* begin *

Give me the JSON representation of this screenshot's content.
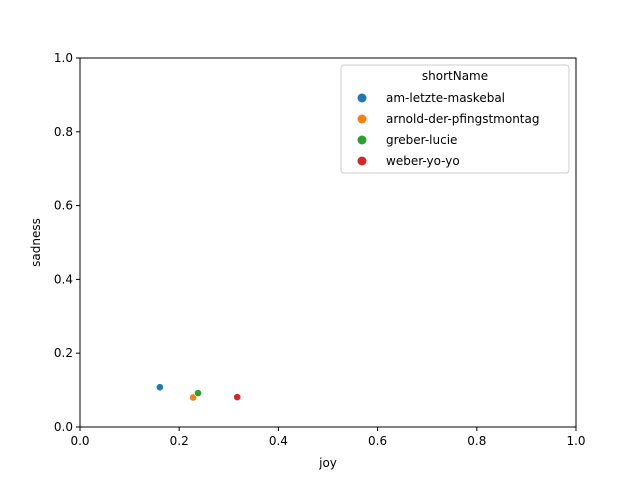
{
  "chart_data": {
    "type": "scatter",
    "title": "",
    "xlabel": "joy",
    "ylabel": "sadness",
    "xlim": [
      0,
      1
    ],
    "ylim": [
      0,
      1
    ],
    "xticks": [
      "0.0",
      "0.2",
      "0.4",
      "0.6",
      "0.8",
      "1.0"
    ],
    "yticks": [
      "0.0",
      "0.2",
      "0.4",
      "0.6",
      "0.8",
      "1.0"
    ],
    "grid": false,
    "legend_title": "shortName",
    "legend_position": "top-right",
    "series": [
      {
        "name": "am-letzte-maskebal",
        "color": "#1f77b4",
        "x": [
          0.161
        ],
        "y": [
          0.108
        ]
      },
      {
        "name": "arnold-der-pfingstmontag",
        "color": "#ff7f0e",
        "x": [
          0.228
        ],
        "y": [
          0.08
        ]
      },
      {
        "name": "greber-lucie",
        "color": "#2ca02c",
        "x": [
          0.238
        ],
        "y": [
          0.092
        ]
      },
      {
        "name": "weber-yo-yo",
        "color": "#d62728",
        "x": [
          0.317
        ],
        "y": [
          0.081
        ]
      }
    ]
  }
}
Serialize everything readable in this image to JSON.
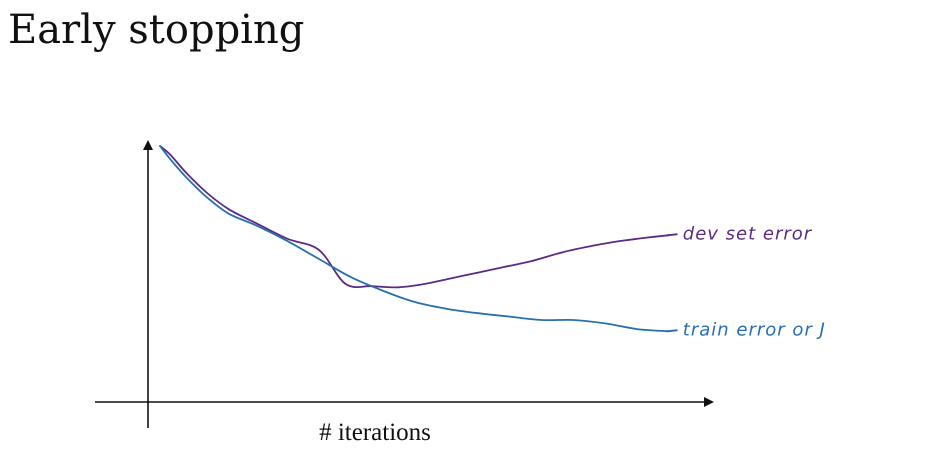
{
  "page": {
    "title": "Early stopping"
  },
  "chart_data": {
    "type": "line",
    "title": "Early stopping",
    "xlabel": "# iterations",
    "ylabel": "",
    "grid": false,
    "xlim": [
      0,
      100
    ],
    "ylim": [
      0,
      100
    ],
    "series": [
      {
        "name": "dev set error",
        "color": "#5b2c83",
        "x": [
          0,
          2,
          5,
          9,
          13,
          18,
          24,
          30,
          35,
          40,
          45,
          50,
          55,
          60,
          65,
          70,
          76,
          82,
          87,
          92,
          96
        ],
        "y": [
          100,
          96,
          88,
          79,
          72,
          66,
          59,
          54,
          39,
          38,
          37.5,
          39,
          41.5,
          44,
          46.5,
          49,
          53,
          56,
          58,
          59.5,
          60.5
        ]
      },
      {
        "name": "train error or J",
        "color": "#2a6fad",
        "x": [
          0,
          2,
          5,
          9,
          13,
          18,
          24,
          30,
          36,
          42,
          48,
          54,
          60,
          66,
          72,
          78,
          84,
          90,
          96
        ],
        "y": [
          100,
          94,
          86,
          77,
          70,
          65,
          58,
          50,
          42,
          36,
          31,
          28,
          26,
          24.5,
          23,
          23,
          21.5,
          19,
          18
        ]
      }
    ]
  }
}
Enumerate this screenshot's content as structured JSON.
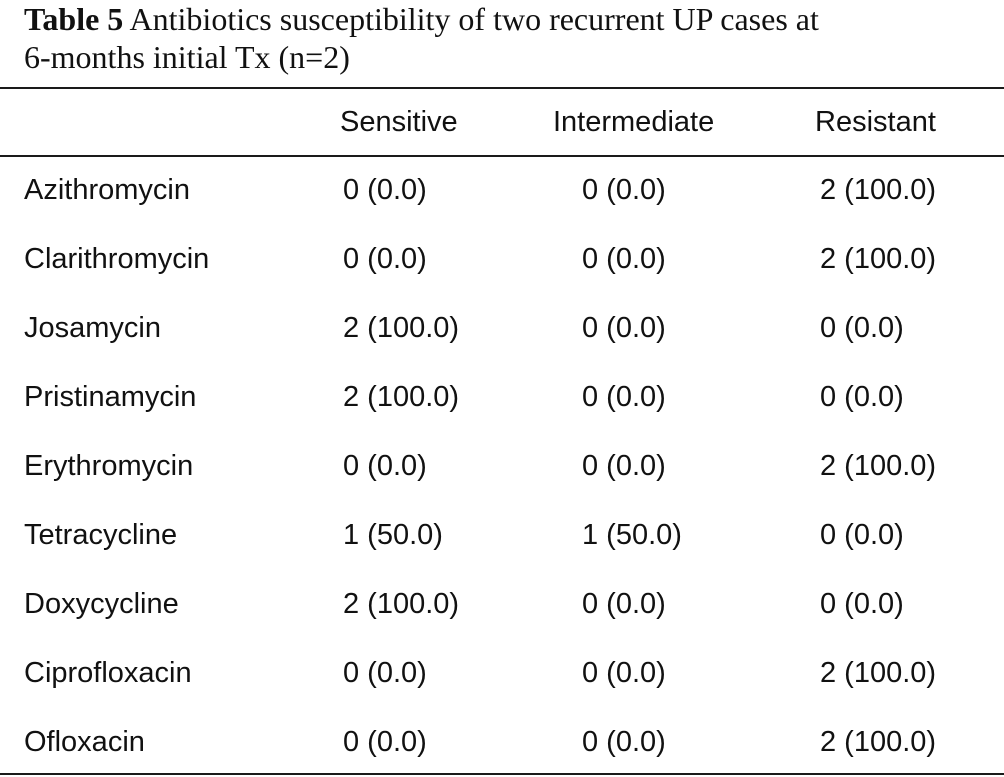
{
  "table": {
    "caption_label": "Table 5",
    "caption_text_line1": " Antibiotics susceptibility of two recurrent UP cases at",
    "caption_text_line2": "6-months initial Tx (n=2)",
    "columns": [
      "",
      "Sensitive",
      "Intermediate",
      "Resistant"
    ],
    "rows": [
      {
        "drug": "Azithromycin",
        "sensitive": "0 (0.0)",
        "intermediate": "0 (0.0)",
        "resistant": "2 (100.0)"
      },
      {
        "drug": "Clarithromycin",
        "sensitive": "0 (0.0)",
        "intermediate": "0 (0.0)",
        "resistant": "2 (100.0)"
      },
      {
        "drug": "Josamycin",
        "sensitive": "2 (100.0)",
        "intermediate": "0 (0.0)",
        "resistant": "0 (0.0)"
      },
      {
        "drug": "Pristinamycin",
        "sensitive": "2 (100.0)",
        "intermediate": "0 (0.0)",
        "resistant": "0 (0.0)"
      },
      {
        "drug": "Erythromycin",
        "sensitive": "0 (0.0)",
        "intermediate": "0 (0.0)",
        "resistant": "2 (100.0)"
      },
      {
        "drug": "Tetracycline",
        "sensitive": "1 (50.0)",
        "intermediate": "1 (50.0)",
        "resistant": "0 (0.0)"
      },
      {
        "drug": "Doxycycline",
        "sensitive": "2 (100.0)",
        "intermediate": "0 (0.0)",
        "resistant": "0 (0.0)"
      },
      {
        "drug": "Ciprofloxacin",
        "sensitive": "0 (0.0)",
        "intermediate": "0 (0.0)",
        "resistant": "2 (100.0)"
      },
      {
        "drug": "Ofloxacin",
        "sensitive": "0 (0.0)",
        "intermediate": "0 (0.0)",
        "resistant": "2 (100.0)"
      }
    ]
  }
}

* end *

== Task requirements ==
Quote the material word for word, dropping any images it holds.

== Result of the exercise ==
Give me the JSON representation of this screenshot's content.
{
  "chart_data": {
    "type": "scatter",
    "title": "",
    "xlabel": "joy",
    "ylabel": "sadness",
    "xlim": [
      0,
      1
    ],
    "ylim": [
      0,
      1
    ],
    "xticks": [
      "0.0",
      "0.2",
      "0.4",
      "0.6",
      "0.8",
      "1.0"
    ],
    "yticks": [
      "0.0",
      "0.2",
      "0.4",
      "0.6",
      "0.8",
      "1.0"
    ],
    "grid": false,
    "legend_title": "shortName",
    "legend_position": "top-right",
    "series": [
      {
        "name": "am-letzte-maskebal",
        "color": "#1f77b4",
        "x": [
          0.161
        ],
        "y": [
          0.108
        ]
      },
      {
        "name": "arnold-der-pfingstmontag",
        "color": "#ff7f0e",
        "x": [
          0.228
        ],
        "y": [
          0.08
        ]
      },
      {
        "name": "greber-lucie",
        "color": "#2ca02c",
        "x": [
          0.238
        ],
        "y": [
          0.092
        ]
      },
      {
        "name": "weber-yo-yo",
        "color": "#d62728",
        "x": [
          0.317
        ],
        "y": [
          0.081
        ]
      }
    ]
  }
}
Serialize everything readable in this image to JSON.
{
  "page": {
    "title": "Early stopping"
  },
  "chart_data": {
    "type": "line",
    "title": "Early stopping",
    "xlabel": "# iterations",
    "ylabel": "",
    "grid": false,
    "xlim": [
      0,
      100
    ],
    "ylim": [
      0,
      100
    ],
    "series": [
      {
        "name": "dev set error",
        "color": "#5b2c83",
        "x": [
          0,
          2,
          5,
          9,
          13,
          18,
          24,
          30,
          35,
          40,
          45,
          50,
          55,
          60,
          65,
          70,
          76,
          82,
          87,
          92,
          96
        ],
        "y": [
          100,
          96,
          88,
          79,
          72,
          66,
          59,
          54,
          39,
          38,
          37.5,
          39,
          41.5,
          44,
          46.5,
          49,
          53,
          56,
          58,
          59.5,
          60.5
        ]
      },
      {
        "name": "train error or J",
        "color": "#2a6fad",
        "x": [
          0,
          2,
          5,
          9,
          13,
          18,
          24,
          30,
          36,
          42,
          48,
          54,
          60,
          66,
          72,
          78,
          84,
          90,
          96
        ],
        "y": [
          100,
          94,
          86,
          77,
          70,
          65,
          58,
          50,
          42,
          36,
          31,
          28,
          26,
          24.5,
          23,
          23,
          21.5,
          19,
          18
        ]
      }
    ]
  }
}
Enumerate this screenshot's content as structured JSON.
{
  "table": {
    "caption_label": "Table 5",
    "caption_text_line1": " Antibiotics susceptibility of two recurrent UP cases at",
    "caption_text_line2": "6-months initial Tx (n=2)",
    "columns": [
      "",
      "Sensitive",
      "Intermediate",
      "Resistant"
    ],
    "rows": [
      {
        "drug": "Azithromycin",
        "sensitive": "0 (0.0)",
        "intermediate": "0 (0.0)",
        "resistant": "2 (100.0)"
      },
      {
        "drug": "Clarithromycin",
        "sensitive": "0 (0.0)",
        "intermediate": "0 (0.0)",
        "resistant": "2 (100.0)"
      },
      {
        "drug": "Josamycin",
        "sensitive": "2 (100.0)",
        "intermediate": "0 (0.0)",
        "resistant": "0 (0.0)"
      },
      {
        "drug": "Pristinamycin",
        "sensitive": "2 (100.0)",
        "intermediate": "0 (0.0)",
        "resistant": "0 (0.0)"
      },
      {
        "drug": "Erythromycin",
        "sensitive": "0 (0.0)",
        "intermediate": "0 (0.0)",
        "resistant": "2 (100.0)"
      },
      {
        "drug": "Tetracycline",
        "sensitive": "1 (50.0)",
        "intermediate": "1 (50.0)",
        "resistant": "0 (0.0)"
      },
      {
        "drug": "Doxycycline",
        "sensitive": "2 (100.0)",
        "intermediate": "0 (0.0)",
        "resistant": "0 (0.0)"
      },
      {
        "drug": "Ciprofloxacin",
        "sensitive": "0 (0.0)",
        "intermediate": "0 (0.0)",
        "resistant": "2 (100.0)"
      },
      {
        "drug": "Ofloxacin",
        "sensitive": "0 (0.0)",
        "intermediate": "0 (0.0)",
        "resistant": "2 (100.0)"
      }
    ]
  }
}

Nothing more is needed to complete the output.